## start

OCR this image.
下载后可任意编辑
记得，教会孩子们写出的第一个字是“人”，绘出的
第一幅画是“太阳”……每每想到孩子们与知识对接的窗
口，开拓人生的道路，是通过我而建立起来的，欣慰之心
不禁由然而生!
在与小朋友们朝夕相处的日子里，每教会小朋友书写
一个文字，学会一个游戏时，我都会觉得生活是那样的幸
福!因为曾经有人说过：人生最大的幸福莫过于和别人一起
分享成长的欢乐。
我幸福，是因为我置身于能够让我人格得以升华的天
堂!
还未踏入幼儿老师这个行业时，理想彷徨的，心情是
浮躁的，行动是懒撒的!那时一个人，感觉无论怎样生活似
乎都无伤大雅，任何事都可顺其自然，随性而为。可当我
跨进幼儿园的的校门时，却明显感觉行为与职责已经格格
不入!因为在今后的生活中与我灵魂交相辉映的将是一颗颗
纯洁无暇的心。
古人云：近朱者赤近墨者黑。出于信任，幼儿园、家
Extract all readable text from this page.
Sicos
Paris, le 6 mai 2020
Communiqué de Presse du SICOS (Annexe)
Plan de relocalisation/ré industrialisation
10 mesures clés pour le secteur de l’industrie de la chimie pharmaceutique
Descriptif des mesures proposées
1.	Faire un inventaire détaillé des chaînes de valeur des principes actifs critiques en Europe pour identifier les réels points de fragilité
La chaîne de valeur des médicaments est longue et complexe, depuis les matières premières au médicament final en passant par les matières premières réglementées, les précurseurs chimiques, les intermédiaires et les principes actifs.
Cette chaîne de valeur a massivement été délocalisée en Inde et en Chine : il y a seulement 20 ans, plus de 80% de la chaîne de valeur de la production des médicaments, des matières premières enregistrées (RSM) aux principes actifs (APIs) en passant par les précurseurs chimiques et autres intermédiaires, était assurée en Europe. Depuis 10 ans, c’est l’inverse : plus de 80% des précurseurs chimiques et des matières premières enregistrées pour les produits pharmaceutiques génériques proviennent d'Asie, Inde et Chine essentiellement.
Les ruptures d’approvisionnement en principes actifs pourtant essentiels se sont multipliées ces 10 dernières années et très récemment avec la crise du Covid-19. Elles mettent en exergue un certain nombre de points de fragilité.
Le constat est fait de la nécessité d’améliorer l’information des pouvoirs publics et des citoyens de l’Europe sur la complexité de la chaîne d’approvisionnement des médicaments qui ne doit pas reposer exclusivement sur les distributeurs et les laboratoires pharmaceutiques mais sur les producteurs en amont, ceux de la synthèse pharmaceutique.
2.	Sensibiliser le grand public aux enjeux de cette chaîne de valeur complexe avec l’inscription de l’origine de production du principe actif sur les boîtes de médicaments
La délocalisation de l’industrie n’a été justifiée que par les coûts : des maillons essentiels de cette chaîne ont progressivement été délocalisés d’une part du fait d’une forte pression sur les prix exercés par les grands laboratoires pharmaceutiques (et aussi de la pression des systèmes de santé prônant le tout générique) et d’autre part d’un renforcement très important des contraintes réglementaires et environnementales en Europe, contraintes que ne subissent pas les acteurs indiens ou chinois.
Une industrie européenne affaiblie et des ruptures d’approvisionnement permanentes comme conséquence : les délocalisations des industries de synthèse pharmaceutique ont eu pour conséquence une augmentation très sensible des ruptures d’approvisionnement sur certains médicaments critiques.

## end

» GOAL
Output the records above in their entirety, exactly.

» REPLY TO THE TASK
OCR this image.
下载后可任意编辑
记得，教会孩子们写出的第一个字是“人”，绘出的
第一幅画是“太阳”……每每想到孩子们与知识对接的窗
口，开拓人生的道路，是通过我而建立起来的，欣慰之心
不禁由然而生!
在与小朋友们朝夕相处的日子里，每教会小朋友书写
一个文字，学会一个游戏时，我都会觉得生活是那样的幸
福!因为曾经有人说过：人生最大的幸福莫过于和别人一起
分享成长的欢乐。
我幸福，是因为我置身于能够让我人格得以升华的天
堂!
还未踏入幼儿老师这个行业时，理想彷徨的，心情是
浮躁的，行动是懒撒的!那时一个人，感觉无论怎样生活似
乎都无伤大雅，任何事都可顺其自然，随性而为。可当我
跨进幼儿园的的校门时，却明显感觉行为与职责已经格格
不入!因为在今后的生活中与我灵魂交相辉映的将是一颗颗
纯洁无暇的心。
古人云：近朱者赤近墨者黑。出于信任，幼儿园、家
Extract all readable text from this page.
Sicos
Paris, le 6 mai 2020
Communiqué de Presse du SICOS (Annexe)
Plan de relocalisation/ré industrialisation
10 mesures clés pour le secteur de l’industrie de la chimie pharmaceutique
Descriptif des mesures proposées
1.	Faire un inventaire détaillé des chaînes de valeur des principes actifs critiques en Europe pour identifier les réels points de fragilité
La chaîne de valeur des médicaments est longue et complexe, depuis les matières premières au médicament final en passant par les matières premières réglementées, les précurseurs chimiques, les intermédiaires et les principes actifs.
Cette chaîne de valeur a massivement été délocalisée en Inde et en Chine : il y a seulement 20 ans, plus de 80% de la chaîne de valeur de la production des médicaments, des matières premières enregistrées (RSM) aux principes actifs (APIs) en passant par les précurseurs chimiques et autres intermédiaires, était assurée en Europe. Depuis 10 ans, c’est l’inverse : plus de 80% des précurseurs chimiques et des matières premières enregistrées pour les produits pharmaceutiques génériques proviennent d'Asie, Inde et Chine essentiellement.
Les ruptures d’approvisionnement en principes actifs pourtant essentiels se sont multipliées ces 10 dernières années et très récemment avec la crise du Covid-19. Elles mettent en exergue un certain nombre de points de fragilité.
Le constat est fait de la nécessité d’améliorer l’information des pouvoirs publics et des citoyens de l’Europe sur la complexité de la chaîne d’approvisionnement des médicaments qui ne doit pas reposer exclusivement sur les distributeurs et les laboratoires pharmaceutiques mais sur les producteurs en amont, ceux de la synthèse pharmaceutique.
2.	Sensibiliser le grand public aux enjeux de cette chaîne de valeur complexe avec l’inscription de l’origine de production du principe actif sur les boîtes de médicaments
La délocalisation de l’industrie n’a été justifiée que par les coûts : des maillons essentiels de cette chaîne ont progressivement été délocalisés d’une part du fait d’une forte pression sur les prix exercés par les grands laboratoires pharmaceutiques (et aussi de la pression des systèmes de santé prônant le tout générique) et d’autre part d’un renforcement très important des contraintes réglementaires et environnementales en Europe, contraintes que ne subissent pas les acteurs indiens ou chinois.
Une industrie européenne affaiblie et des ruptures d’approvisionnement permanentes comme conséquence : les délocalisations des industries de synthèse pharmaceutique ont eu pour conséquence une augmentation très sensible des ruptures d’approvisionnement sur certains médicaments critiques.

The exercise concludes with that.